Stored data entries
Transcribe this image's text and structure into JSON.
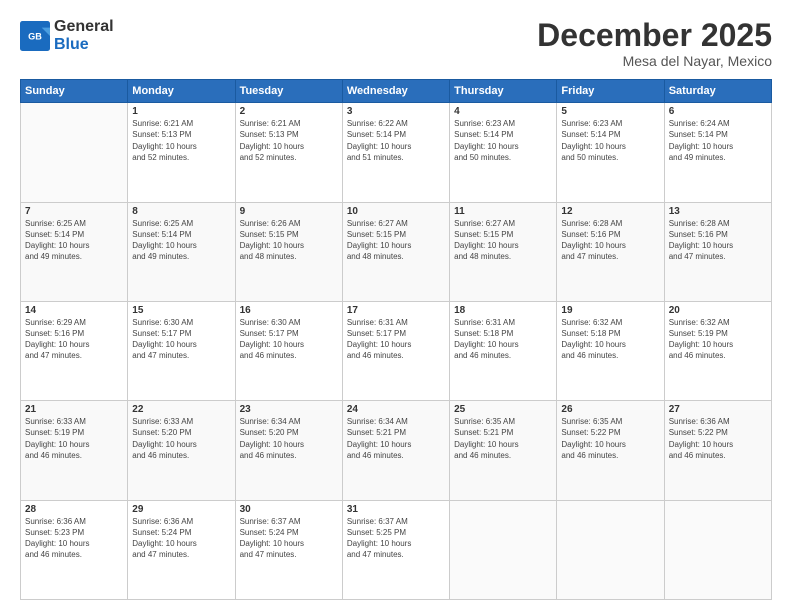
{
  "logo": {
    "line1": "General",
    "line2": "Blue"
  },
  "header": {
    "month": "December 2025",
    "location": "Mesa del Nayar, Mexico"
  },
  "weekdays": [
    "Sunday",
    "Monday",
    "Tuesday",
    "Wednesday",
    "Thursday",
    "Friday",
    "Saturday"
  ],
  "weeks": [
    [
      {
        "day": "",
        "info": ""
      },
      {
        "day": "1",
        "info": "Sunrise: 6:21 AM\nSunset: 5:13 PM\nDaylight: 10 hours\nand 52 minutes."
      },
      {
        "day": "2",
        "info": "Sunrise: 6:21 AM\nSunset: 5:13 PM\nDaylight: 10 hours\nand 52 minutes."
      },
      {
        "day": "3",
        "info": "Sunrise: 6:22 AM\nSunset: 5:14 PM\nDaylight: 10 hours\nand 51 minutes."
      },
      {
        "day": "4",
        "info": "Sunrise: 6:23 AM\nSunset: 5:14 PM\nDaylight: 10 hours\nand 50 minutes."
      },
      {
        "day": "5",
        "info": "Sunrise: 6:23 AM\nSunset: 5:14 PM\nDaylight: 10 hours\nand 50 minutes."
      },
      {
        "day": "6",
        "info": "Sunrise: 6:24 AM\nSunset: 5:14 PM\nDaylight: 10 hours\nand 49 minutes."
      }
    ],
    [
      {
        "day": "7",
        "info": "Sunrise: 6:25 AM\nSunset: 5:14 PM\nDaylight: 10 hours\nand 49 minutes."
      },
      {
        "day": "8",
        "info": "Sunrise: 6:25 AM\nSunset: 5:14 PM\nDaylight: 10 hours\nand 49 minutes."
      },
      {
        "day": "9",
        "info": "Sunrise: 6:26 AM\nSunset: 5:15 PM\nDaylight: 10 hours\nand 48 minutes."
      },
      {
        "day": "10",
        "info": "Sunrise: 6:27 AM\nSunset: 5:15 PM\nDaylight: 10 hours\nand 48 minutes."
      },
      {
        "day": "11",
        "info": "Sunrise: 6:27 AM\nSunset: 5:15 PM\nDaylight: 10 hours\nand 48 minutes."
      },
      {
        "day": "12",
        "info": "Sunrise: 6:28 AM\nSunset: 5:16 PM\nDaylight: 10 hours\nand 47 minutes."
      },
      {
        "day": "13",
        "info": "Sunrise: 6:28 AM\nSunset: 5:16 PM\nDaylight: 10 hours\nand 47 minutes."
      }
    ],
    [
      {
        "day": "14",
        "info": "Sunrise: 6:29 AM\nSunset: 5:16 PM\nDaylight: 10 hours\nand 47 minutes."
      },
      {
        "day": "15",
        "info": "Sunrise: 6:30 AM\nSunset: 5:17 PM\nDaylight: 10 hours\nand 47 minutes."
      },
      {
        "day": "16",
        "info": "Sunrise: 6:30 AM\nSunset: 5:17 PM\nDaylight: 10 hours\nand 46 minutes."
      },
      {
        "day": "17",
        "info": "Sunrise: 6:31 AM\nSunset: 5:17 PM\nDaylight: 10 hours\nand 46 minutes."
      },
      {
        "day": "18",
        "info": "Sunrise: 6:31 AM\nSunset: 5:18 PM\nDaylight: 10 hours\nand 46 minutes."
      },
      {
        "day": "19",
        "info": "Sunrise: 6:32 AM\nSunset: 5:18 PM\nDaylight: 10 hours\nand 46 minutes."
      },
      {
        "day": "20",
        "info": "Sunrise: 6:32 AM\nSunset: 5:19 PM\nDaylight: 10 hours\nand 46 minutes."
      }
    ],
    [
      {
        "day": "21",
        "info": "Sunrise: 6:33 AM\nSunset: 5:19 PM\nDaylight: 10 hours\nand 46 minutes."
      },
      {
        "day": "22",
        "info": "Sunrise: 6:33 AM\nSunset: 5:20 PM\nDaylight: 10 hours\nand 46 minutes."
      },
      {
        "day": "23",
        "info": "Sunrise: 6:34 AM\nSunset: 5:20 PM\nDaylight: 10 hours\nand 46 minutes."
      },
      {
        "day": "24",
        "info": "Sunrise: 6:34 AM\nSunset: 5:21 PM\nDaylight: 10 hours\nand 46 minutes."
      },
      {
        "day": "25",
        "info": "Sunrise: 6:35 AM\nSunset: 5:21 PM\nDaylight: 10 hours\nand 46 minutes."
      },
      {
        "day": "26",
        "info": "Sunrise: 6:35 AM\nSunset: 5:22 PM\nDaylight: 10 hours\nand 46 minutes."
      },
      {
        "day": "27",
        "info": "Sunrise: 6:36 AM\nSunset: 5:22 PM\nDaylight: 10 hours\nand 46 minutes."
      }
    ],
    [
      {
        "day": "28",
        "info": "Sunrise: 6:36 AM\nSunset: 5:23 PM\nDaylight: 10 hours\nand 46 minutes."
      },
      {
        "day": "29",
        "info": "Sunrise: 6:36 AM\nSunset: 5:24 PM\nDaylight: 10 hours\nand 47 minutes."
      },
      {
        "day": "30",
        "info": "Sunrise: 6:37 AM\nSunset: 5:24 PM\nDaylight: 10 hours\nand 47 minutes."
      },
      {
        "day": "31",
        "info": "Sunrise: 6:37 AM\nSunset: 5:25 PM\nDaylight: 10 hours\nand 47 minutes."
      },
      {
        "day": "",
        "info": ""
      },
      {
        "day": "",
        "info": ""
      },
      {
        "day": "",
        "info": ""
      }
    ]
  ]
}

■ What is expected:
With the pictures left out, transcribe the material exactly.

■ Response:
Transcribe this image's text and structure into JSON.
{
  "logo": {
    "line1": "General",
    "line2": "Blue"
  },
  "header": {
    "month": "December 2025",
    "location": "Mesa del Nayar, Mexico"
  },
  "weekdays": [
    "Sunday",
    "Monday",
    "Tuesday",
    "Wednesday",
    "Thursday",
    "Friday",
    "Saturday"
  ],
  "weeks": [
    [
      {
        "day": "",
        "info": ""
      },
      {
        "day": "1",
        "info": "Sunrise: 6:21 AM\nSunset: 5:13 PM\nDaylight: 10 hours\nand 52 minutes."
      },
      {
        "day": "2",
        "info": "Sunrise: 6:21 AM\nSunset: 5:13 PM\nDaylight: 10 hours\nand 52 minutes."
      },
      {
        "day": "3",
        "info": "Sunrise: 6:22 AM\nSunset: 5:14 PM\nDaylight: 10 hours\nand 51 minutes."
      },
      {
        "day": "4",
        "info": "Sunrise: 6:23 AM\nSunset: 5:14 PM\nDaylight: 10 hours\nand 50 minutes."
      },
      {
        "day": "5",
        "info": "Sunrise: 6:23 AM\nSunset: 5:14 PM\nDaylight: 10 hours\nand 50 minutes."
      },
      {
        "day": "6",
        "info": "Sunrise: 6:24 AM\nSunset: 5:14 PM\nDaylight: 10 hours\nand 49 minutes."
      }
    ],
    [
      {
        "day": "7",
        "info": "Sunrise: 6:25 AM\nSunset: 5:14 PM\nDaylight: 10 hours\nand 49 minutes."
      },
      {
        "day": "8",
        "info": "Sunrise: 6:25 AM\nSunset: 5:14 PM\nDaylight: 10 hours\nand 49 minutes."
      },
      {
        "day": "9",
        "info": "Sunrise: 6:26 AM\nSunset: 5:15 PM\nDaylight: 10 hours\nand 48 minutes."
      },
      {
        "day": "10",
        "info": "Sunrise: 6:27 AM\nSunset: 5:15 PM\nDaylight: 10 hours\nand 48 minutes."
      },
      {
        "day": "11",
        "info": "Sunrise: 6:27 AM\nSunset: 5:15 PM\nDaylight: 10 hours\nand 48 minutes."
      },
      {
        "day": "12",
        "info": "Sunrise: 6:28 AM\nSunset: 5:16 PM\nDaylight: 10 hours\nand 47 minutes."
      },
      {
        "day": "13",
        "info": "Sunrise: 6:28 AM\nSunset: 5:16 PM\nDaylight: 10 hours\nand 47 minutes."
      }
    ],
    [
      {
        "day": "14",
        "info": "Sunrise: 6:29 AM\nSunset: 5:16 PM\nDaylight: 10 hours\nand 47 minutes."
      },
      {
        "day": "15",
        "info": "Sunrise: 6:30 AM\nSunset: 5:17 PM\nDaylight: 10 hours\nand 47 minutes."
      },
      {
        "day": "16",
        "info": "Sunrise: 6:30 AM\nSunset: 5:17 PM\nDaylight: 10 hours\nand 46 minutes."
      },
      {
        "day": "17",
        "info": "Sunrise: 6:31 AM\nSunset: 5:17 PM\nDaylight: 10 hours\nand 46 minutes."
      },
      {
        "day": "18",
        "info": "Sunrise: 6:31 AM\nSunset: 5:18 PM\nDaylight: 10 hours\nand 46 minutes."
      },
      {
        "day": "19",
        "info": "Sunrise: 6:32 AM\nSunset: 5:18 PM\nDaylight: 10 hours\nand 46 minutes."
      },
      {
        "day": "20",
        "info": "Sunrise: 6:32 AM\nSunset: 5:19 PM\nDaylight: 10 hours\nand 46 minutes."
      }
    ],
    [
      {
        "day": "21",
        "info": "Sunrise: 6:33 AM\nSunset: 5:19 PM\nDaylight: 10 hours\nand 46 minutes."
      },
      {
        "day": "22",
        "info": "Sunrise: 6:33 AM\nSunset: 5:20 PM\nDaylight: 10 hours\nand 46 minutes."
      },
      {
        "day": "23",
        "info": "Sunrise: 6:34 AM\nSunset: 5:20 PM\nDaylight: 10 hours\nand 46 minutes."
      },
      {
        "day": "24",
        "info": "Sunrise: 6:34 AM\nSunset: 5:21 PM\nDaylight: 10 hours\nand 46 minutes."
      },
      {
        "day": "25",
        "info": "Sunrise: 6:35 AM\nSunset: 5:21 PM\nDaylight: 10 hours\nand 46 minutes."
      },
      {
        "day": "26",
        "info": "Sunrise: 6:35 AM\nSunset: 5:22 PM\nDaylight: 10 hours\nand 46 minutes."
      },
      {
        "day": "27",
        "info": "Sunrise: 6:36 AM\nSunset: 5:22 PM\nDaylight: 10 hours\nand 46 minutes."
      }
    ],
    [
      {
        "day": "28",
        "info": "Sunrise: 6:36 AM\nSunset: 5:23 PM\nDaylight: 10 hours\nand 46 minutes."
      },
      {
        "day": "29",
        "info": "Sunrise: 6:36 AM\nSunset: 5:24 PM\nDaylight: 10 hours\nand 47 minutes."
      },
      {
        "day": "30",
        "info": "Sunrise: 6:37 AM\nSunset: 5:24 PM\nDaylight: 10 hours\nand 47 minutes."
      },
      {
        "day": "31",
        "info": "Sunrise: 6:37 AM\nSunset: 5:25 PM\nDaylight: 10 hours\nand 47 minutes."
      },
      {
        "day": "",
        "info": ""
      },
      {
        "day": "",
        "info": ""
      },
      {
        "day": "",
        "info": ""
      }
    ]
  ]
}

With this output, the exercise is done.